Tra i giocatori che ha selezionato per questa edizione non poteva mancare il monumento nazionale Adebayor: leader, simbolo, capitano e… disoccupato. Spaventosa la sua parabola: l’esplosione nel Monaco, la maturazione con l’Arsenal, il biennio da sceicco al City (ricordato solo per l’esultanza polemica sotto il settore dei tifosi Gunners, dopo un gol segnato alla sua ex-squadra), addirittura il Real Madrid. Poi il Tottenham, dove l’avventura inizia bene e rotola fino alla rescissione del contratto quando il club lo lasciò libero di risolvere i suoi problemi familiari, che secondo i tabloid ne stavano minando la salute mentale. Storie di litigi con i fratelli, da lui accusati di derubarlo, e con la madre che – parole sue – “tramava juju”, riti di stregoneria, affinché non segnasse. Le ultime notizie che si hanno di lui sono relative a un colloquio con il Lione nel settembre 2016, avvenuto in un bar, dove si sarebbe presentato ordinando un caffè allungato con whisky e con la sigaretta in bocca. Contratto andato in fumo, ovviamente.

A proposito di magia nera: per la serie “non è vero ma ci credo”, nel 2002 il mitico Thomas N’Kono, all’epoca preparatore dei portieri al seguito del Camerun, fu arrestato dalla polizia del Mali dopo essere stato sorpreso ad armeggiare vicino a un palo della porta poco prima della semifinale tra i padroni di casa e la sua nazionale. Entrano in campo in 10, per prelevarlo: l’accusa è quella di aver cercato di lasciare in campo un non meglio identificato “oggetto magico” per aiutare i compagni. Fondata o meno, il Camerun alla fine vinse. Prima la partita e tre giorni dopo (con N’Kono libero) la Coppa.

Quesiti »
1: Rispondi a queste domande sul brano:
(a) Con quale club ha fatto un colloquio Adebayor nel settembre 2016?
(b) Quale polizia arrestò Thomas N'Kono?
(c) In che anno avvenne quell'arresto?
2: Riporta dal brano il tratto che va da "A proposito di" fino a "libero) la Coppa.".

Dati estratti »
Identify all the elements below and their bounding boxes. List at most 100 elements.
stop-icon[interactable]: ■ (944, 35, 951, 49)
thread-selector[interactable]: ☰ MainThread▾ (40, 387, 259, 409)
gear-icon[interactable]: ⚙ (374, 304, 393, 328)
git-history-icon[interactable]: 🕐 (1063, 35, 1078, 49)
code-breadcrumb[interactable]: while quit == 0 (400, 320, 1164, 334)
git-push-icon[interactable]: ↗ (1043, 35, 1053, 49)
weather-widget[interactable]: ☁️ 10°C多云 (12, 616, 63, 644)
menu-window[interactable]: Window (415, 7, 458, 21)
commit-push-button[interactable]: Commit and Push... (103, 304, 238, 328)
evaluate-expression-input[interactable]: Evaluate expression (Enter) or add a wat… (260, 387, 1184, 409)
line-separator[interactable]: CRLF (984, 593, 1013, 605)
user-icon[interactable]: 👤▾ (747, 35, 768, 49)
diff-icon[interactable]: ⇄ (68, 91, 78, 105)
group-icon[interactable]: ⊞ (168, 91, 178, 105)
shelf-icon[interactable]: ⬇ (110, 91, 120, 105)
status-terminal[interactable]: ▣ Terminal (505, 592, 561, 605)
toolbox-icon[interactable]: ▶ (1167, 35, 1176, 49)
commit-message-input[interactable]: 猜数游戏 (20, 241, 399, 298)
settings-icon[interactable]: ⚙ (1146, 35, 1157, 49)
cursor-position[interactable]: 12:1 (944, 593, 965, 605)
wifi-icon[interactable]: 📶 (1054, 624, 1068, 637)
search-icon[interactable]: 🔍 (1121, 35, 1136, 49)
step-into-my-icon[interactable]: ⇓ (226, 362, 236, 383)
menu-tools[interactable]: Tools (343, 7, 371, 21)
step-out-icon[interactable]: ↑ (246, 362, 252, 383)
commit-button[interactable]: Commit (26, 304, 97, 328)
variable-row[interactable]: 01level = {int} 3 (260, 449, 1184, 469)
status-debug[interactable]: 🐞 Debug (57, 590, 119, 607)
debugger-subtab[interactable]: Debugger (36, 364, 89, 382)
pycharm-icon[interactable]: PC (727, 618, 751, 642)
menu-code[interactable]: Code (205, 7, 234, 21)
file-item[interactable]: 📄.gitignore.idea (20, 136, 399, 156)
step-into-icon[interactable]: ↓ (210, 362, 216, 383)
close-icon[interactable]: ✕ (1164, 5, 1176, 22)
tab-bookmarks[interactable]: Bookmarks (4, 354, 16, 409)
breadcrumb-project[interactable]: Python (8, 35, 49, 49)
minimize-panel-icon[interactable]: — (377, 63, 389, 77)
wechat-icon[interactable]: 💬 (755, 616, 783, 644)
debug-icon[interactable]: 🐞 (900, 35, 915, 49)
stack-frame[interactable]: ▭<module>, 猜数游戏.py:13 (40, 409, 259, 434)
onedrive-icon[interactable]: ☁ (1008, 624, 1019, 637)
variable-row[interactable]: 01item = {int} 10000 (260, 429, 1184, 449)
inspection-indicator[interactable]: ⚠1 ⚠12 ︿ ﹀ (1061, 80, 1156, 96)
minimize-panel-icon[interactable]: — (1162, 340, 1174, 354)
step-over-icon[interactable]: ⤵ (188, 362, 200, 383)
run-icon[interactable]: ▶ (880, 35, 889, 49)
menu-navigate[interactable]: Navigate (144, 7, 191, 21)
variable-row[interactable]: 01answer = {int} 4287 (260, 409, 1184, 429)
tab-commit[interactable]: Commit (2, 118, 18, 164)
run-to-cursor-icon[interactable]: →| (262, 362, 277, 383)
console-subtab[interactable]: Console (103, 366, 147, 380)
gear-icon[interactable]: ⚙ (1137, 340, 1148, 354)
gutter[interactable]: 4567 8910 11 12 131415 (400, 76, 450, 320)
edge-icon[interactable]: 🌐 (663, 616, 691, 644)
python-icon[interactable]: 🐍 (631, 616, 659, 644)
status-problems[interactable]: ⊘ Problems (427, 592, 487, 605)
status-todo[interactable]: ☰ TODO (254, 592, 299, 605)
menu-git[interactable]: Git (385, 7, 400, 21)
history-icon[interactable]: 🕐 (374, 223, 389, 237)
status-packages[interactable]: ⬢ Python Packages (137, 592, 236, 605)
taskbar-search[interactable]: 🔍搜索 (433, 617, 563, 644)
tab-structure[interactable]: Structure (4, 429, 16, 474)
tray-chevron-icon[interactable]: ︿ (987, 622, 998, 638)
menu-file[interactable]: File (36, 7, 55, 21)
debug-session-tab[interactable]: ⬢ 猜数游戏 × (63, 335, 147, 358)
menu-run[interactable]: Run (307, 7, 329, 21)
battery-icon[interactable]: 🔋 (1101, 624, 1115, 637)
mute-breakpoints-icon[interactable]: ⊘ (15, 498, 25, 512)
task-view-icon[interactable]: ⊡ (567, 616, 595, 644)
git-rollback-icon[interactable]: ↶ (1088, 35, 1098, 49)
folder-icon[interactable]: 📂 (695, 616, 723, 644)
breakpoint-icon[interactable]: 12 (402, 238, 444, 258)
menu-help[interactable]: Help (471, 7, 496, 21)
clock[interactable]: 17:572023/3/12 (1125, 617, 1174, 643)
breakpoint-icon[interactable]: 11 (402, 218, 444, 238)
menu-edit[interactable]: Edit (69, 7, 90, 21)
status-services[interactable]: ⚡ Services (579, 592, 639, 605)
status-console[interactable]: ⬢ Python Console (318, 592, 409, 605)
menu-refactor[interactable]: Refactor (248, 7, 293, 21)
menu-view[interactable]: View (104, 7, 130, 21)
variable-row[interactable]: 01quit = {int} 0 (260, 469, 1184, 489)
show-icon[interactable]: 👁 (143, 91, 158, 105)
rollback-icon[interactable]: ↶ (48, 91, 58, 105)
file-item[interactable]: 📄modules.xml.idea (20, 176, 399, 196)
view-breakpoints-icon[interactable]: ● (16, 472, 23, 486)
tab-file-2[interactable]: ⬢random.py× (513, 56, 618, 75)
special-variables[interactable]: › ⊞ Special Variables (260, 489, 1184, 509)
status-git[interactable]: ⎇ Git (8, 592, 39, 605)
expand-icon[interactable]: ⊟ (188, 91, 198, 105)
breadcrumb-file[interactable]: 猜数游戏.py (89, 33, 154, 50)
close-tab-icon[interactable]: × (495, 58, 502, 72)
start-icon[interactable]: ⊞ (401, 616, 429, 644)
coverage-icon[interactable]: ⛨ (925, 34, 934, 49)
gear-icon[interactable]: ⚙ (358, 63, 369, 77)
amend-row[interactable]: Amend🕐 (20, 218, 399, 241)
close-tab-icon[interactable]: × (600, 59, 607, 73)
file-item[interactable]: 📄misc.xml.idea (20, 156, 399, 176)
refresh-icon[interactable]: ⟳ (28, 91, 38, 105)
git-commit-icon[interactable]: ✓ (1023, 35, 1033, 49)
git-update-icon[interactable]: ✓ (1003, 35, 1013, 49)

Risposte all'esercizio »
1:
(a) Con il Lione.
(b) La polizia del Mali.
(c) Nel 2002.

2:
A proposito di magia nera: per la serie “non è vero ma ci credo”, nel 2002 il mitico Thomas N’Kono, all’epoca preparatore dei portieri al seguito del Camerun, fu arrestato dalla polizia del Mali dopo essere stato sorpreso ad armeggiare vicino a un palo della porta poco prima della semifinale tra i padroni di casa e la sua nazionale. Entrano in campo in 10, per prelevarlo: l’accusa è quella di aver cercato di lasciare in campo un non meglio identificato “oggetto magico” per aiutare i compagni. Fondata o meno, il Camerun alla fine vinse. Prima la partita e tre giorni dopo (con N’Kono libero) la Coppa.